Return all of the lines below exactly as they are.

■ ■ ■ ■ ■

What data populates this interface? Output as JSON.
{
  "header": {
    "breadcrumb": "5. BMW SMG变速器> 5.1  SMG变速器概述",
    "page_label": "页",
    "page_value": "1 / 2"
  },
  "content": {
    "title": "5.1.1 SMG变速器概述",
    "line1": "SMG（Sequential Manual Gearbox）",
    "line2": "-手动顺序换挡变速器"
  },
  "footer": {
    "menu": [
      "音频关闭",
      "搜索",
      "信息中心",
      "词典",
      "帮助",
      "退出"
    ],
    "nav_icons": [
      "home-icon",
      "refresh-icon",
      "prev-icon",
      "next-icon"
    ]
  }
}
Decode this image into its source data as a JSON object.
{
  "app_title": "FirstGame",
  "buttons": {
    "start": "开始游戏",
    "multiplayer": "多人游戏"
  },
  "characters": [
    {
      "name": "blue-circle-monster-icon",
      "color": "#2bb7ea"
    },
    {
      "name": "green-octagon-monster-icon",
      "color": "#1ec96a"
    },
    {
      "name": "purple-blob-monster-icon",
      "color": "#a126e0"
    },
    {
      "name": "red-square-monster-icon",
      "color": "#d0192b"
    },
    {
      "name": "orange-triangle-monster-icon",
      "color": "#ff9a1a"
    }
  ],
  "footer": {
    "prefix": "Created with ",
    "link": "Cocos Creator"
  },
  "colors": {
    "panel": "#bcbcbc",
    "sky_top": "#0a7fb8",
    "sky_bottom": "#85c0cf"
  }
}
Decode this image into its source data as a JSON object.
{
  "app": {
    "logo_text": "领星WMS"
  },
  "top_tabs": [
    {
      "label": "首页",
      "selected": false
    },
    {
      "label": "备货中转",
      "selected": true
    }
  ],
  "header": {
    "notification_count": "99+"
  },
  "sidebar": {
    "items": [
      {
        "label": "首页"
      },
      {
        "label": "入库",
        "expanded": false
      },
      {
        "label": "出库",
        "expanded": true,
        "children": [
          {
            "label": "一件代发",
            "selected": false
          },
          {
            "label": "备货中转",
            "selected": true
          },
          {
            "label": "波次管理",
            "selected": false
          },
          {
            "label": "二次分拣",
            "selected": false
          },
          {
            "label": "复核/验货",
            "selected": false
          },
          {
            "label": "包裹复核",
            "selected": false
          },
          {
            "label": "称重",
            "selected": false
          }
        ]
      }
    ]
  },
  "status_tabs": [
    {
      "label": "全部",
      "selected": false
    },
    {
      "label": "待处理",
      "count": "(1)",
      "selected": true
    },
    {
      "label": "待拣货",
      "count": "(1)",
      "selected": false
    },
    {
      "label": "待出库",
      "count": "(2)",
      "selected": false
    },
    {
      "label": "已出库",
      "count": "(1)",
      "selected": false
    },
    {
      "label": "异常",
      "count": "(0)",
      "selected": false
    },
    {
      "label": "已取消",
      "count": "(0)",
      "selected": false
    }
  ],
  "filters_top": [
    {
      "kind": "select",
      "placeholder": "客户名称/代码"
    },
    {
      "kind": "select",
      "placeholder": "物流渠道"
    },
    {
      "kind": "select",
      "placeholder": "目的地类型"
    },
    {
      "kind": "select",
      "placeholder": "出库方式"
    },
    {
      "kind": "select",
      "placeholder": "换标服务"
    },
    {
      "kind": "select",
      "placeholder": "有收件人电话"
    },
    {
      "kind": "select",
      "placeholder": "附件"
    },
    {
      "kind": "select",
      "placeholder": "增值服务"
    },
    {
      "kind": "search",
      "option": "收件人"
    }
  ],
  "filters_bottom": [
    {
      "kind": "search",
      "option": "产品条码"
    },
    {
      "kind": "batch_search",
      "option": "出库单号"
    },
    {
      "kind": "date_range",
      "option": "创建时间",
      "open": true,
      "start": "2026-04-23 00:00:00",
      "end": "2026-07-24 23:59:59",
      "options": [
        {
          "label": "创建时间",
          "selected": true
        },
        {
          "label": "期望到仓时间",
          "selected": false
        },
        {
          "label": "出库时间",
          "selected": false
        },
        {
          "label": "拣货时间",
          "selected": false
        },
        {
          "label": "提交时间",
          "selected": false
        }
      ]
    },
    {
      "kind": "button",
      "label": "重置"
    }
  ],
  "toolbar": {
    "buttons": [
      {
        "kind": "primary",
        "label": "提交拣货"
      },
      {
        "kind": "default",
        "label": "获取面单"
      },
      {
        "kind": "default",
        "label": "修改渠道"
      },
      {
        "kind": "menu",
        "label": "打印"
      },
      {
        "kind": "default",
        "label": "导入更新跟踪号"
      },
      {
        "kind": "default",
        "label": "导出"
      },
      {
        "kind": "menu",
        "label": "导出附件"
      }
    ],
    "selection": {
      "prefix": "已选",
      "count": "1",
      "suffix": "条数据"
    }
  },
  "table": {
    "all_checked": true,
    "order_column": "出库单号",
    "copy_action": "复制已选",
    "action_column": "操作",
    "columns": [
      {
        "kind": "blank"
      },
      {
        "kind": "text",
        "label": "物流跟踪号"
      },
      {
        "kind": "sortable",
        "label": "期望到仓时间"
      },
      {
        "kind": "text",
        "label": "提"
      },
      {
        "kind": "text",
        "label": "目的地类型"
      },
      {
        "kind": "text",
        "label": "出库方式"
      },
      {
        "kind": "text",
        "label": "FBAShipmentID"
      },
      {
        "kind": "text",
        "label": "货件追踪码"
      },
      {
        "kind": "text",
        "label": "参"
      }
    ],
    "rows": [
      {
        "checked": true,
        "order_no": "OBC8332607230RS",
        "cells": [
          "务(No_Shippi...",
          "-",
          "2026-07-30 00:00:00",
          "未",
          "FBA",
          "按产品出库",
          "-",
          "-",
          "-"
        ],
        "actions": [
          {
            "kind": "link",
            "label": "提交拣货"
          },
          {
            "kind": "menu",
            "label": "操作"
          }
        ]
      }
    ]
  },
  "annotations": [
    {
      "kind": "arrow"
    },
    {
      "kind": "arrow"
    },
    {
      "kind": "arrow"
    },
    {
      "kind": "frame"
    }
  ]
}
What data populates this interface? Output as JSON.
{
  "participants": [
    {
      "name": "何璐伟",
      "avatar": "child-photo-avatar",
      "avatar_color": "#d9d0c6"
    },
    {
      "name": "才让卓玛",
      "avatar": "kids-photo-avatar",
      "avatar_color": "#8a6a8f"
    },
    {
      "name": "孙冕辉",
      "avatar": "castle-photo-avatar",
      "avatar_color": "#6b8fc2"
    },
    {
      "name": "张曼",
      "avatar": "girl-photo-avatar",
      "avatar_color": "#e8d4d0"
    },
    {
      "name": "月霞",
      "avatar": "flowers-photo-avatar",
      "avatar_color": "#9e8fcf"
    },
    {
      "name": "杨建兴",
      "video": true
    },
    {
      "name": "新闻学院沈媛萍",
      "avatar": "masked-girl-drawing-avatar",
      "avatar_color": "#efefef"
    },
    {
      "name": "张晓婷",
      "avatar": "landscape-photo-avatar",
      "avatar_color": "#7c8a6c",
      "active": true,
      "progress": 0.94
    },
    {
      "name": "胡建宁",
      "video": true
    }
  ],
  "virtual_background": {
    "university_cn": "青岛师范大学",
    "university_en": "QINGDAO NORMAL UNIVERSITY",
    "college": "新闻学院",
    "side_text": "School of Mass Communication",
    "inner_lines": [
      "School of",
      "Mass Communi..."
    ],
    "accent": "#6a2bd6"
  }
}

■ ■ ■ ■ ■

◆ **Response for this exercise**
What data populates this interface? Output as JSON.
{
  "header": {
    "breadcrumb": "5. BMW SMG变速器> 5.1  SMG变速器概述",
    "page_label": "页",
    "page_value": "1 / 2"
  },
  "content": {
    "title": "5.1.1 SMG变速器概述",
    "line1": "SMG（Sequential Manual Gearbox）",
    "line2": "-手动顺序换挡变速器"
  },
  "footer": {
    "menu": [
      "音频关闭",
      "搜索",
      "信息中心",
      "词典",
      "帮助",
      "退出"
    ],
    "nav_icons": [
      "home-icon",
      "refresh-icon",
      "prev-icon",
      "next-icon"
    ]
  }
}
Decode this image into its source data as a JSON object.
{
  "app_title": "FirstGame",
  "buttons": {
    "start": "开始游戏",
    "multiplayer": "多人游戏"
  },
  "characters": [
    {
      "name": "blue-circle-monster-icon",
      "color": "#2bb7ea"
    },
    {
      "name": "green-octagon-monster-icon",
      "color": "#1ec96a"
    },
    {
      "name": "purple-blob-monster-icon",
      "color": "#a126e0"
    },
    {
      "name": "red-square-monster-icon",
      "color": "#d0192b"
    },
    {
      "name": "orange-triangle-monster-icon",
      "color": "#ff9a1a"
    }
  ],
  "footer": {
    "prefix": "Created with ",
    "link": "Cocos Creator"
  },
  "colors": {
    "panel": "#bcbcbc",
    "sky_top": "#0a7fb8",
    "sky_bottom": "#85c0cf"
  }
}
Decode this image into its source data as a JSON object.
{
  "app": {
    "logo_text": "领星WMS"
  },
  "top_tabs": [
    {
      "label": "首页",
      "selected": false
    },
    {
      "label": "备货中转",
      "selected": true
    }
  ],
  "header": {
    "notification_count": "99+"
  },
  "sidebar": {
    "items": [
      {
        "label": "首页"
      },
      {
        "label": "入库",
        "expanded": false
      },
      {
        "label": "出库",
        "expanded": true,
        "children": [
          {
            "label": "一件代发",
            "selected": false
          },
          {
            "label": "备货中转",
            "selected": true
          },
          {
            "label": "波次管理",
            "selected": false
          },
          {
            "label": "二次分拣",
            "selected": false
          },
          {
            "label": "复核/验货",
            "selected": false
          },
          {
            "label": "包裹复核",
            "selected": false
          },
          {
            "label": "称重",
            "selected": false
          }
        ]
      }
    ]
  },
  "status_tabs": [
    {
      "label": "全部",
      "selected": false
    },
    {
      "label": "待处理",
      "count": "(1)",
      "selected": true
    },
    {
      "label": "待拣货",
      "count": "(1)",
      "selected": false
    },
    {
      "label": "待出库",
      "count": "(2)",
      "selected": false
    },
    {
      "label": "已出库",
      "count": "(1)",
      "selected": false
    },
    {
      "label": "异常",
      "count": "(0)",
      "selected": false
    },
    {
      "label": "已取消",
      "count": "(0)",
      "selected": false
    }
  ],
  "filters_top": [
    {
      "kind": "select",
      "placeholder": "客户名称/代码"
    },
    {
      "kind": "select",
      "placeholder": "物流渠道"
    },
    {
      "kind": "select",
      "placeholder": "目的地类型"
    },
    {
      "kind": "select",
      "placeholder": "出库方式"
    },
    {
      "kind": "select",
      "placeholder": "换标服务"
    },
    {
      "kind": "select",
      "placeholder": "有收件人电话"
    },
    {
      "kind": "select",
      "placeholder": "附件"
    },
    {
      "kind": "select",
      "placeholder": "增值服务"
    },
    {
      "kind": "search",
      "option": "收件人"
    }
  ],
  "filters_bottom": [
    {
      "kind": "search",
      "option": "产品条码"
    },
    {
      "kind": "batch_search",
      "option": "出库单号"
    },
    {
      "kind": "date_range",
      "option": "创建时间",
      "open": true,
      "start": "2026-04-23 00:00:00",
      "end": "2026-07-24 23:59:59",
      "options": [
        {
          "label": "创建时间",
          "selected": true
        },
        {
          "label": "期望到仓时间",
          "selected": false
        },
        {
          "label": "出库时间",
          "selected": false
        },
        {
          "label": "拣货时间",
          "selected": false
        },
        {
          "label": "提交时间",
          "selected": false
        }
      ]
    },
    {
      "kind": "button",
      "label": "重置"
    }
  ],
  "toolbar": {
    "buttons": [
      {
        "kind": "primary",
        "label": "提交拣货"
      },
      {
        "kind": "default",
        "label": "获取面单"
      },
      {
        "kind": "default",
        "label": "修改渠道"
      },
      {
        "kind": "menu",
        "label": "打印"
      },
      {
        "kind": "default",
        "label": "导入更新跟踪号"
      },
      {
        "kind": "default",
        "label": "导出"
      },
      {
        "kind": "menu",
        "label": "导出附件"
      }
    ],
    "selection": {
      "prefix": "已选",
      "count": "1",
      "suffix": "条数据"
    }
  },
  "table": {
    "all_checked": true,
    "order_column": "出库单号",
    "copy_action": "复制已选",
    "action_column": "操作",
    "columns": [
      {
        "kind": "blank"
      },
      {
        "kind": "text",
        "label": "物流跟踪号"
      },
      {
        "kind": "sortable",
        "label": "期望到仓时间"
      },
      {
        "kind": "text",
        "label": "提"
      },
      {
        "kind": "text",
        "label": "目的地类型"
      },
      {
        "kind": "text",
        "label": "出库方式"
      },
      {
        "kind": "text",
        "label": "FBAShipmentID"
      },
      {
        "kind": "text",
        "label": "货件追踪码"
      },
      {
        "kind": "text",
        "label": "参"
      }
    ],
    "rows": [
      {
        "checked": true,
        "order_no": "OBC8332607230RS",
        "cells": [
          "务(No_Shippi...",
          "-",
          "2026-07-30 00:00:00",
          "未",
          "FBA",
          "按产品出库",
          "-",
          "-",
          "-"
        ],
        "actions": [
          {
            "kind": "link",
            "label": "提交拣货"
          },
          {
            "kind": "menu",
            "label": "操作"
          }
        ]
      }
    ]
  },
  "annotations": [
    {
      "kind": "arrow"
    },
    {
      "kind": "arrow"
    },
    {
      "kind": "arrow"
    },
    {
      "kind": "frame"
    }
  ]
}
What data populates this interface? Output as JSON.
{
  "participants": [
    {
      "name": "何璐伟",
      "avatar": "child-photo-avatar",
      "avatar_color": "#d9d0c6"
    },
    {
      "name": "才让卓玛",
      "avatar": "kids-photo-avatar",
      "avatar_color": "#8a6a8f"
    },
    {
      "name": "孙冕辉",
      "avatar": "castle-photo-avatar",
      "avatar_color": "#6b8fc2"
    },
    {
      "name": "张曼",
      "avatar": "girl-photo-avatar",
      "avatar_color": "#e8d4d0"
    },
    {
      "name": "月霞",
      "avatar": "flowers-photo-avatar",
      "avatar_color": "#9e8fcf"
    },
    {
      "name": "杨建兴",
      "video": true
    },
    {
      "name": "新闻学院沈媛萍",
      "avatar": "masked-girl-drawing-avatar",
      "avatar_color": "#efefef"
    },
    {
      "name": "张晓婷",
      "avatar": "landscape-photo-avatar",
      "avatar_color": "#7c8a6c",
      "active": true,
      "progress": 0.94
    },
    {
      "name": "胡建宁",
      "video": true
    }
  ],
  "virtual_background": {
    "university_cn": "青岛师范大学",
    "university_en": "QINGDAO NORMAL UNIVERSITY",
    "college": "新闻学院",
    "side_text": "School of Mass Communication",
    "inner_lines": [
      "School of",
      "Mass Communi..."
    ],
    "accent": "#6a2bd6"
  }
}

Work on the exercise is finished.